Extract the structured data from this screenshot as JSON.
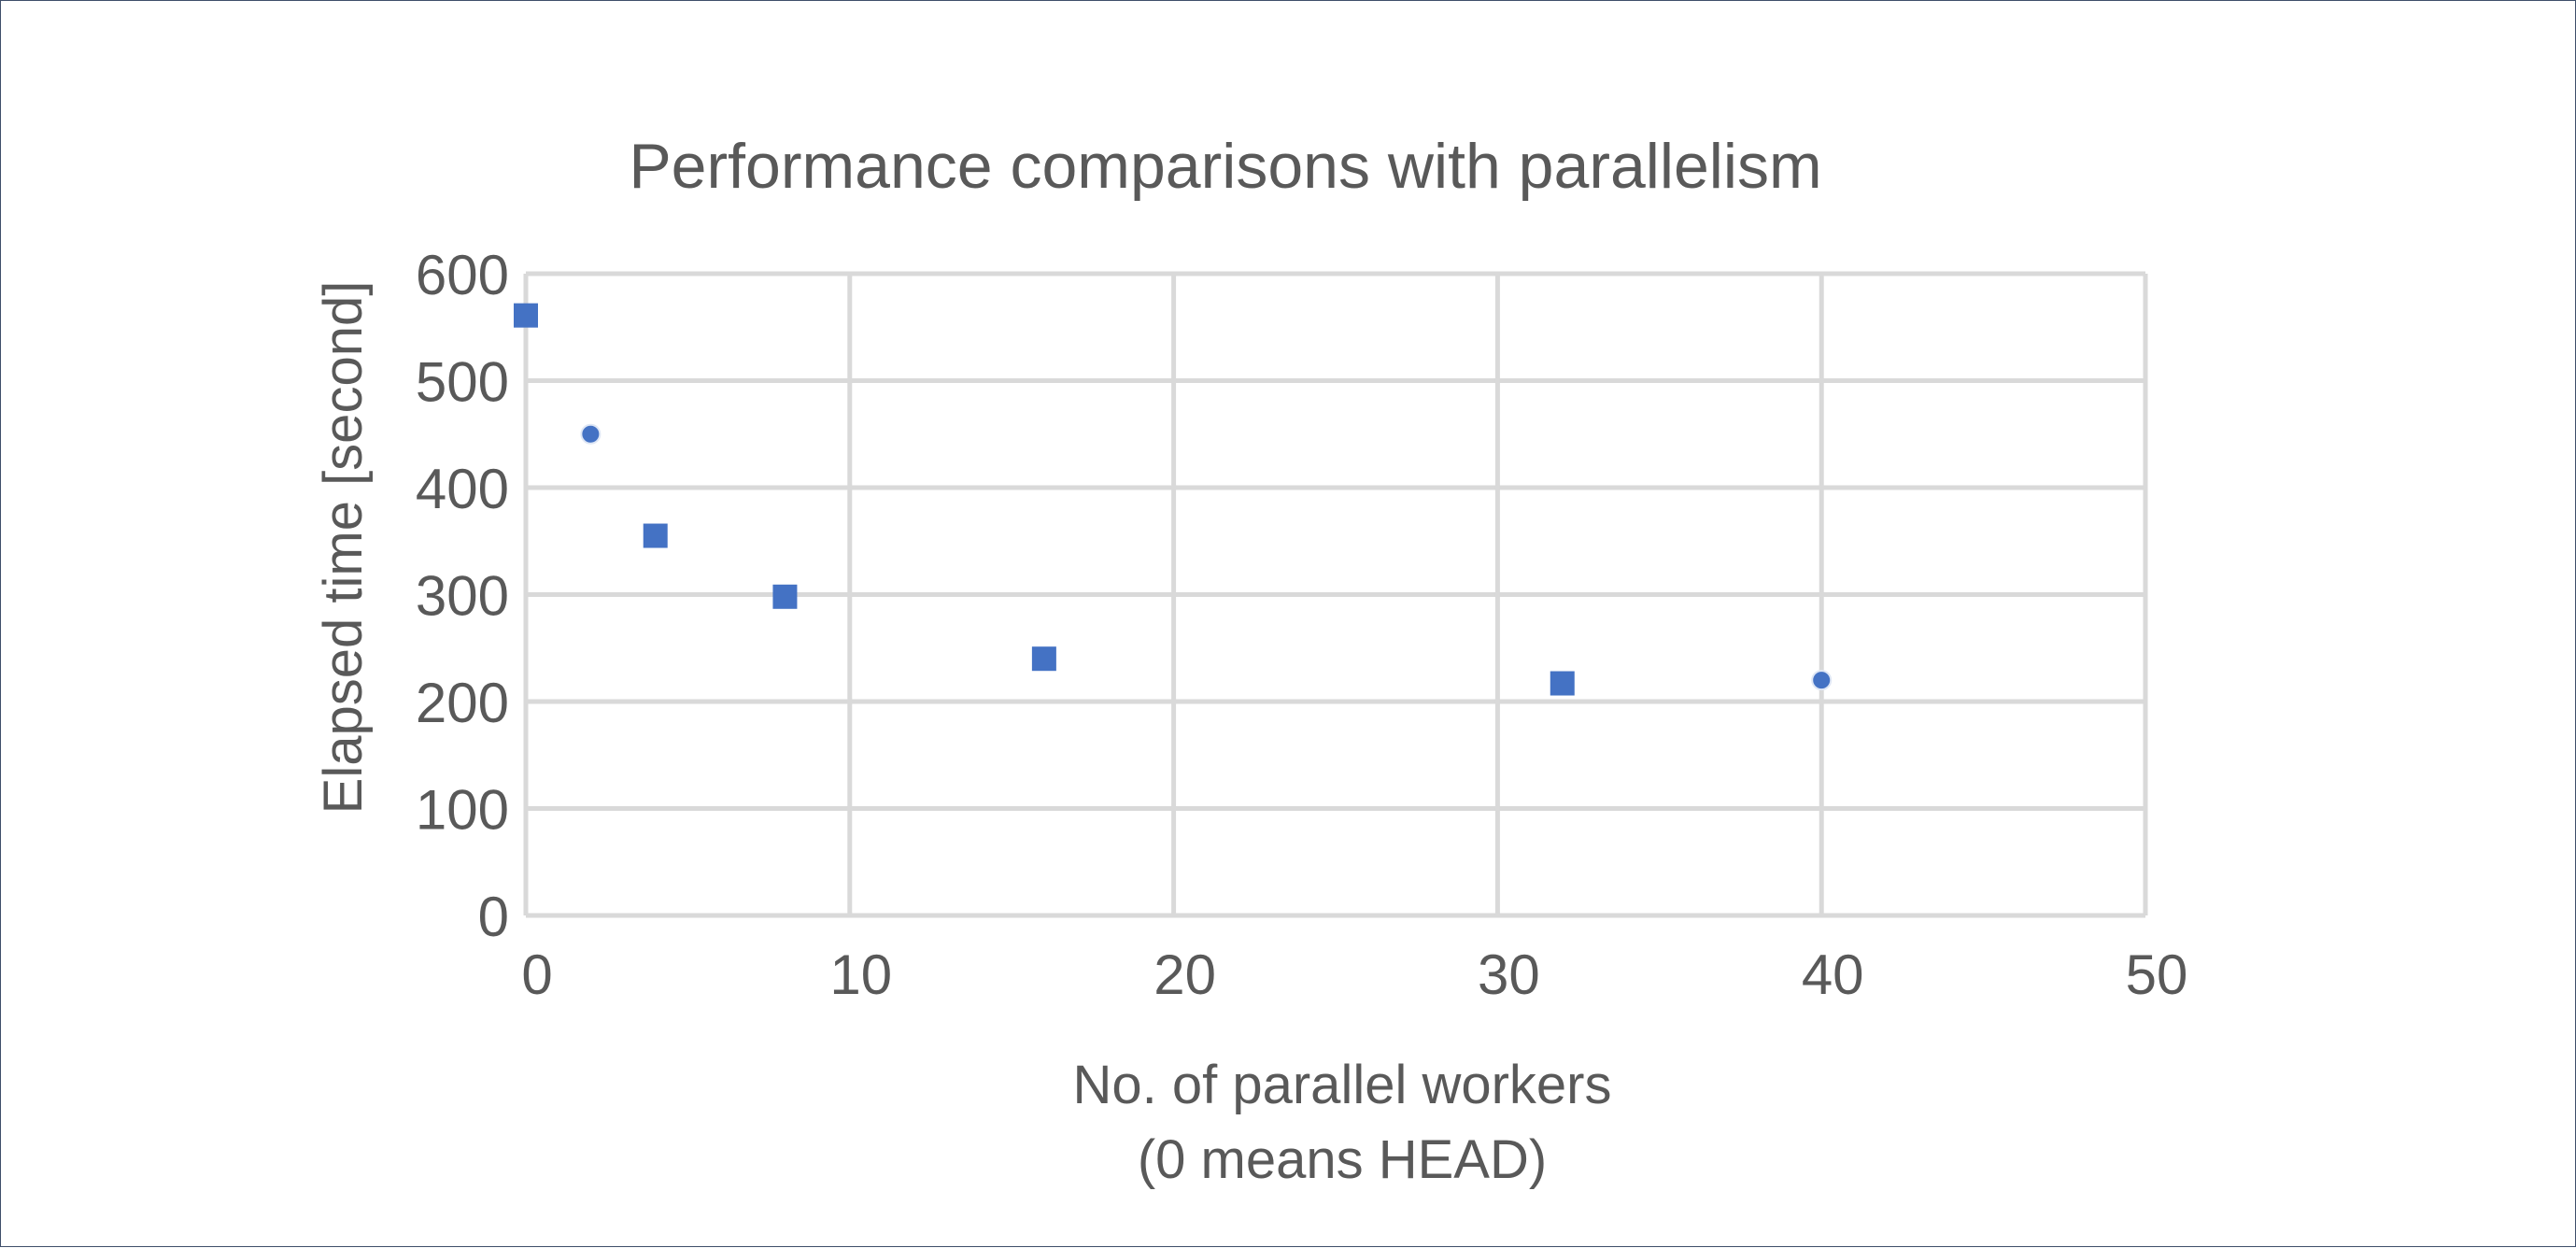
{
  "chart_data": {
    "type": "scatter",
    "title": "Performance comparisons with parallelism",
    "xlabel": "No. of parallel workers",
    "xlabel_line2": "(0 means HEAD)",
    "ylabel": "Elapsed time [second]",
    "xlim": [
      0,
      50
    ],
    "ylim": [
      0,
      600
    ],
    "xticks": [
      0,
      10,
      20,
      30,
      40,
      50
    ],
    "yticks": [
      0,
      100,
      200,
      300,
      400,
      500,
      600
    ],
    "xtick_labels": [
      "0",
      "10",
      "20",
      "30",
      "40",
      "50"
    ],
    "ytick_labels": [
      "0",
      "100",
      "200",
      "300",
      "400",
      "500",
      "600"
    ],
    "grid": true,
    "legend": "none",
    "marker_color": "#4472c4",
    "points": [
      {
        "x": 0,
        "y": 561,
        "marker": "square"
      },
      {
        "x": 2,
        "y": 450,
        "marker": "circle"
      },
      {
        "x": 4,
        "y": 355,
        "marker": "square"
      },
      {
        "x": 8,
        "y": 298,
        "marker": "square"
      },
      {
        "x": 16,
        "y": 240,
        "marker": "square"
      },
      {
        "x": 32,
        "y": 217,
        "marker": "square"
      },
      {
        "x": 40,
        "y": 220,
        "marker": "circle"
      }
    ]
  }
}
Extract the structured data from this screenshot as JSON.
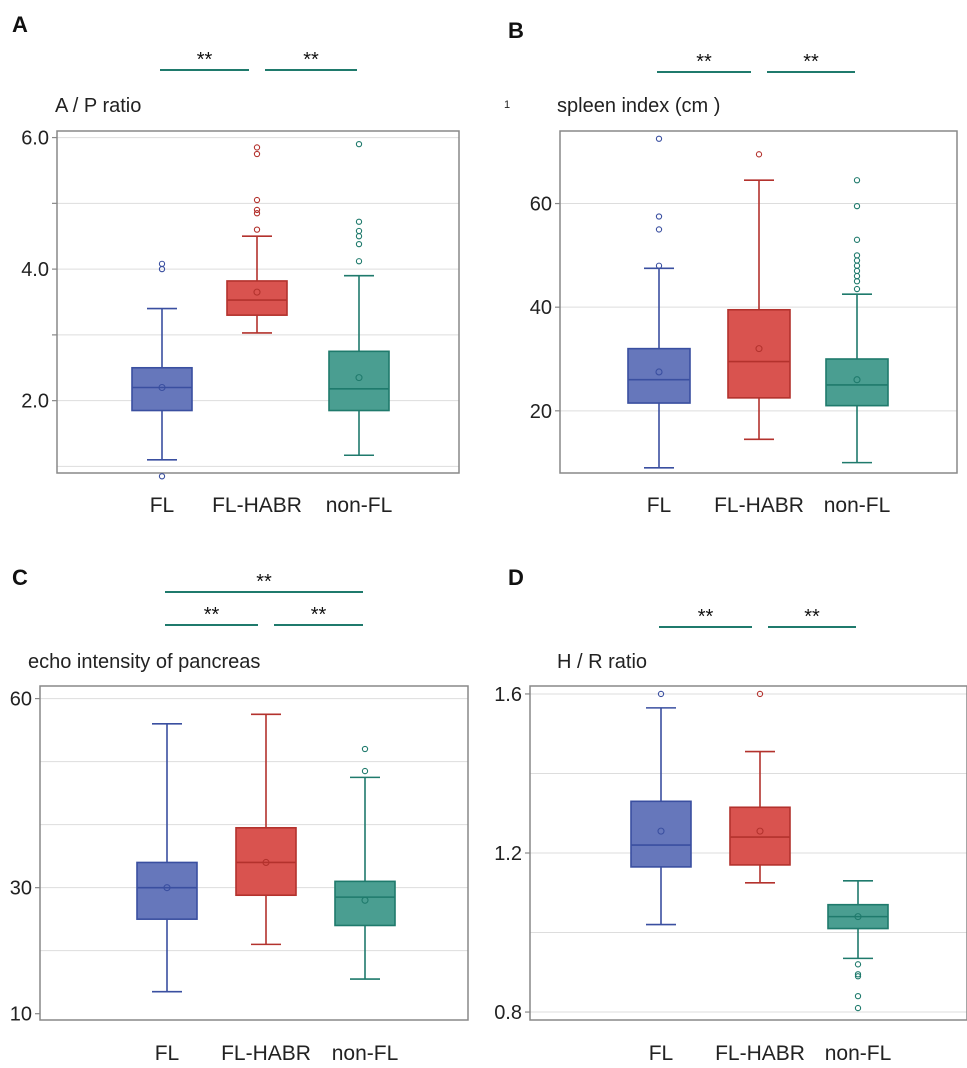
{
  "colors": {
    "FL": {
      "fill": "#6677bb",
      "stroke": "#3a4fa0"
    },
    "FL-HABR": {
      "fill": "#d9534f",
      "stroke": "#b3322d"
    },
    "non-FL": {
      "fill": "#4a9e91",
      "stroke": "#1f7a6c"
    },
    "significance_line": "#1f7a6c",
    "frame": "#888888",
    "gridline": "#dddddd"
  },
  "chart_data": [
    {
      "panel": "A",
      "type": "box",
      "ylabel": "A / P ratio",
      "categories": [
        "FL",
        "FL-HABR",
        "non-FL"
      ],
      "ylim": [
        0.9,
        6.1
      ],
      "yticks": [
        2.0,
        3.0,
        4.0,
        5.0,
        6.0
      ],
      "yticklabels": [
        "2.0",
        "",
        "4.0",
        "",
        "6.0"
      ],
      "gridlines": [
        1.0,
        2.0,
        3.0,
        4.0,
        5.0,
        6.0
      ],
      "boxes": [
        {
          "category": "FL",
          "whisker_low": 1.1,
          "q1": 1.85,
          "median": 2.2,
          "q3": 2.5,
          "whisker_high": 3.4,
          "mean": 2.2,
          "outliers": [
            0.85,
            4.0,
            4.08
          ]
        },
        {
          "category": "FL-HABR",
          "whisker_low": 3.03,
          "q1": 3.3,
          "median": 3.53,
          "q3": 3.82,
          "whisker_high": 4.5,
          "mean": 3.65,
          "outliers": [
            4.6,
            4.85,
            4.9,
            5.05,
            5.75,
            5.85
          ]
        },
        {
          "category": "non-FL",
          "whisker_low": 1.17,
          "q1": 1.85,
          "median": 2.18,
          "q3": 2.75,
          "whisker_high": 3.9,
          "mean": 2.35,
          "outliers": [
            4.12,
            4.38,
            4.5,
            4.58,
            4.72,
            5.9
          ]
        }
      ],
      "significance": [
        {
          "from": "FL",
          "to": "FL-HABR",
          "label": "**",
          "level": 0
        },
        {
          "from": "FL-HABR",
          "to": "non-FL",
          "label": "**",
          "level": 0
        }
      ]
    },
    {
      "panel": "B",
      "type": "box",
      "ylabel": "spleen index (cm )",
      "ylabel_mark": "1",
      "categories": [
        "FL",
        "FL-HABR",
        "non-FL"
      ],
      "ylim": [
        8,
        74
      ],
      "yticks": [
        20,
        40,
        60
      ],
      "yticklabels": [
        "20",
        "40",
        "60"
      ],
      "gridlines": [
        20,
        40,
        60
      ],
      "boxes": [
        {
          "category": "FL",
          "whisker_low": 9,
          "q1": 21.5,
          "median": 26,
          "q3": 32,
          "whisker_high": 47.5,
          "mean": 27.5,
          "outliers": [
            48,
            55,
            57.5,
            72.5
          ]
        },
        {
          "category": "FL-HABR",
          "whisker_low": 14.5,
          "q1": 22.5,
          "median": 29.5,
          "q3": 39.5,
          "whisker_high": 64.5,
          "mean": 32,
          "outliers": [
            69.5
          ]
        },
        {
          "category": "non-FL",
          "whisker_low": 10,
          "q1": 21,
          "median": 25,
          "q3": 30,
          "whisker_high": 42.5,
          "mean": 26,
          "outliers": [
            43.5,
            45,
            46,
            47,
            48,
            49,
            50,
            53,
            59.5,
            64.5
          ]
        }
      ],
      "significance": [
        {
          "from": "FL",
          "to": "FL-HABR",
          "label": "**",
          "level": 0
        },
        {
          "from": "FL-HABR",
          "to": "non-FL",
          "label": "**",
          "level": 0
        }
      ]
    },
    {
      "panel": "C",
      "type": "box",
      "ylabel": "echo intensity of pancreas",
      "categories": [
        "FL",
        "FL-HABR",
        "non-FL"
      ],
      "ylim": [
        9,
        62
      ],
      "yticks": [
        10,
        30,
        60
      ],
      "yticklabels": [
        "10",
        "30",
        "60"
      ],
      "gridlines": [
        20,
        30,
        40,
        50,
        60
      ],
      "boxes": [
        {
          "category": "FL",
          "whisker_low": 13.5,
          "q1": 25,
          "median": 30,
          "q3": 34,
          "whisker_high": 56,
          "mean": 30,
          "outliers": []
        },
        {
          "category": "FL-HABR",
          "whisker_low": 21,
          "q1": 28.8,
          "median": 34,
          "q3": 39.5,
          "whisker_high": 57.5,
          "mean": 34,
          "outliers": []
        },
        {
          "category": "non-FL",
          "whisker_low": 15.5,
          "q1": 24,
          "median": 28.5,
          "q3": 31,
          "whisker_high": 47.5,
          "mean": 28,
          "outliers": [
            48.5,
            52
          ]
        }
      ],
      "significance": [
        {
          "from": "FL",
          "to": "FL-HABR",
          "label": "**",
          "level": 0
        },
        {
          "from": "FL-HABR",
          "to": "non-FL",
          "label": "**",
          "level": 0
        },
        {
          "from": "FL",
          "to": "non-FL",
          "label": "**",
          "level": 1
        }
      ]
    },
    {
      "panel": "D",
      "type": "box",
      "ylabel": "H / R ratio",
      "categories": [
        "FL",
        "FL-HABR",
        "non-FL"
      ],
      "ylim": [
        0.78,
        1.62
      ],
      "yticks": [
        0.8,
        1.2,
        1.6
      ],
      "yticklabels": [
        "0.8",
        "1.2",
        "1.6"
      ],
      "gridlines": [
        0.8,
        1.0,
        1.2,
        1.4,
        1.6
      ],
      "boxes": [
        {
          "category": "FL",
          "whisker_low": 1.02,
          "q1": 1.165,
          "median": 1.22,
          "q3": 1.33,
          "whisker_high": 1.565,
          "mean": 1.255,
          "outliers": [
            1.6
          ]
        },
        {
          "category": "FL-HABR",
          "whisker_low": 1.125,
          "q1": 1.17,
          "median": 1.24,
          "q3": 1.315,
          "whisker_high": 1.455,
          "mean": 1.255,
          "outliers": [
            1.6
          ]
        },
        {
          "category": "non-FL",
          "whisker_low": 0.935,
          "q1": 1.01,
          "median": 1.04,
          "q3": 1.07,
          "whisker_high": 1.13,
          "mean": 1.04,
          "outliers": [
            0.81,
            0.84,
            0.89,
            0.895,
            0.92
          ]
        }
      ],
      "significance": [
        {
          "from": "FL",
          "to": "FL-HABR",
          "label": "**",
          "level": 0
        },
        {
          "from": "FL-HABR",
          "to": "non-FL",
          "label": "**",
          "level": 0
        }
      ]
    }
  ]
}
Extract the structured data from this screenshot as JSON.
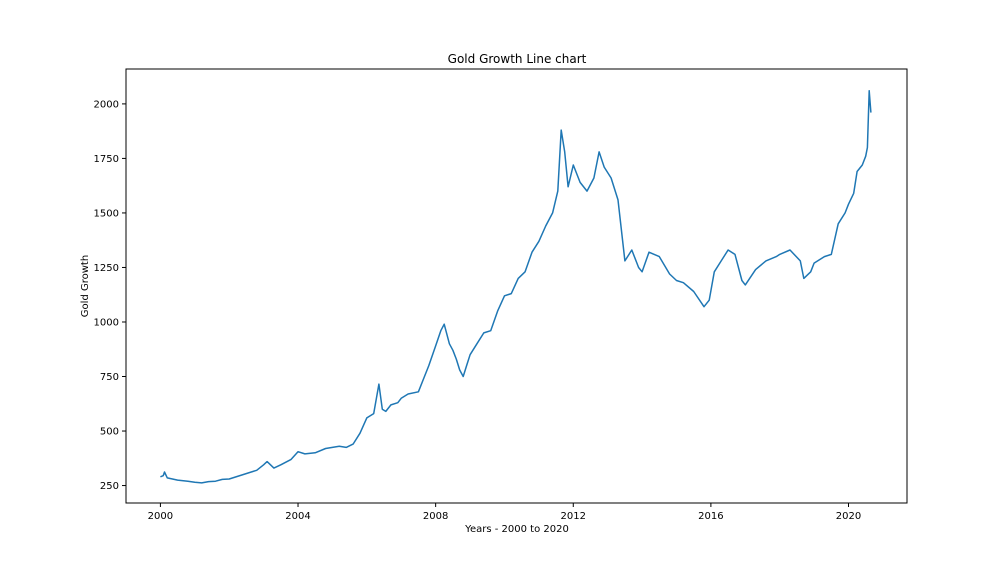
{
  "chart_data": {
    "type": "line",
    "title": "Gold Growth Line chart",
    "xlabel": "Years - 2000 to 2020",
    "ylabel": "Gold Growth",
    "xlim": [
      1999.0,
      2021.7
    ],
    "ylim": [
      170,
      2160
    ],
    "x_ticks": [
      2000,
      2004,
      2008,
      2012,
      2016,
      2020
    ],
    "x_tick_labels": [
      "2000",
      "2004",
      "2008",
      "2012",
      "2016",
      "2020"
    ],
    "y_ticks": [
      250,
      500,
      750,
      1000,
      1250,
      1500,
      1750,
      2000
    ],
    "y_tick_labels": [
      "250",
      "500",
      "750",
      "1000",
      "1250",
      "1500",
      "1750",
      "2000"
    ],
    "grid": false,
    "legend": "none",
    "line_color": "#1f77b4",
    "series": [
      {
        "x": [
          2000.0,
          2000.08,
          2000.12,
          2000.2,
          2000.5,
          2000.8,
          2001.0,
          2001.2,
          2001.4,
          2001.6,
          2001.8,
          2002.0,
          2002.4,
          2002.8,
          2003.0,
          2003.1,
          2003.3,
          2003.5,
          2003.8,
          2004.0,
          2004.2,
          2004.5,
          2004.8,
          2005.0,
          2005.2,
          2005.4,
          2005.6,
          2005.8,
          2006.0,
          2006.2,
          2006.35,
          2006.45,
          2006.55,
          2006.7,
          2006.9,
          2007.0,
          2007.2,
          2007.5,
          2007.8,
          2008.0,
          2008.15,
          2008.25,
          2008.4,
          2008.5,
          2008.6,
          2008.7,
          2008.8,
          2008.9,
          2009.0,
          2009.2,
          2009.4,
          2009.6,
          2009.8,
          2010.0,
          2010.2,
          2010.4,
          2010.6,
          2010.8,
          2011.0,
          2011.2,
          2011.4,
          2011.55,
          2011.65,
          2011.75,
          2011.85,
          2012.0,
          2012.2,
          2012.4,
          2012.6,
          2012.75,
          2012.9,
          2013.1,
          2013.3,
          2013.5,
          2013.7,
          2013.9,
          2014.0,
          2014.2,
          2014.5,
          2014.8,
          2015.0,
          2015.2,
          2015.5,
          2015.8,
          2015.95,
          2016.1,
          2016.3,
          2016.5,
          2016.7,
          2016.9,
          2017.0,
          2017.3,
          2017.6,
          2017.9,
          2018.0,
          2018.3,
          2018.6,
          2018.7,
          2018.9,
          2019.0,
          2019.3,
          2019.5,
          2019.7,
          2019.9,
          2020.0,
          2020.15,
          2020.25,
          2020.4,
          2020.5,
          2020.55,
          2020.6,
          2020.65
        ],
        "values": [
          290,
          295,
          312,
          285,
          275,
          270,
          265,
          262,
          268,
          270,
          278,
          280,
          300,
          320,
          345,
          360,
          330,
          345,
          370,
          405,
          395,
          400,
          420,
          425,
          430,
          425,
          440,
          490,
          560,
          580,
          715,
          600,
          590,
          620,
          630,
          650,
          670,
          680,
          800,
          890,
          960,
          990,
          900,
          870,
          830,
          780,
          750,
          800,
          850,
          900,
          950,
          960,
          1050,
          1120,
          1130,
          1200,
          1230,
          1320,
          1370,
          1440,
          1500,
          1600,
          1880,
          1780,
          1620,
          1720,
          1640,
          1600,
          1660,
          1780,
          1710,
          1660,
          1560,
          1280,
          1330,
          1250,
          1230,
          1320,
          1300,
          1220,
          1190,
          1180,
          1140,
          1070,
          1100,
          1230,
          1280,
          1330,
          1310,
          1190,
          1170,
          1240,
          1280,
          1300,
          1310,
          1330,
          1280,
          1200,
          1230,
          1270,
          1300,
          1310,
          1450,
          1500,
          1540,
          1590,
          1690,
          1720,
          1760,
          1800,
          2060,
          1960
        ]
      }
    ]
  }
}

# [GOAL]
Go through the material and select each line with the string "stroke" in it.

# [EXERCISE RESPONSE]
      "stroke": "#3a4fa0"
      "stroke": "#b3322d"
      "stroke": "#1f7a6c"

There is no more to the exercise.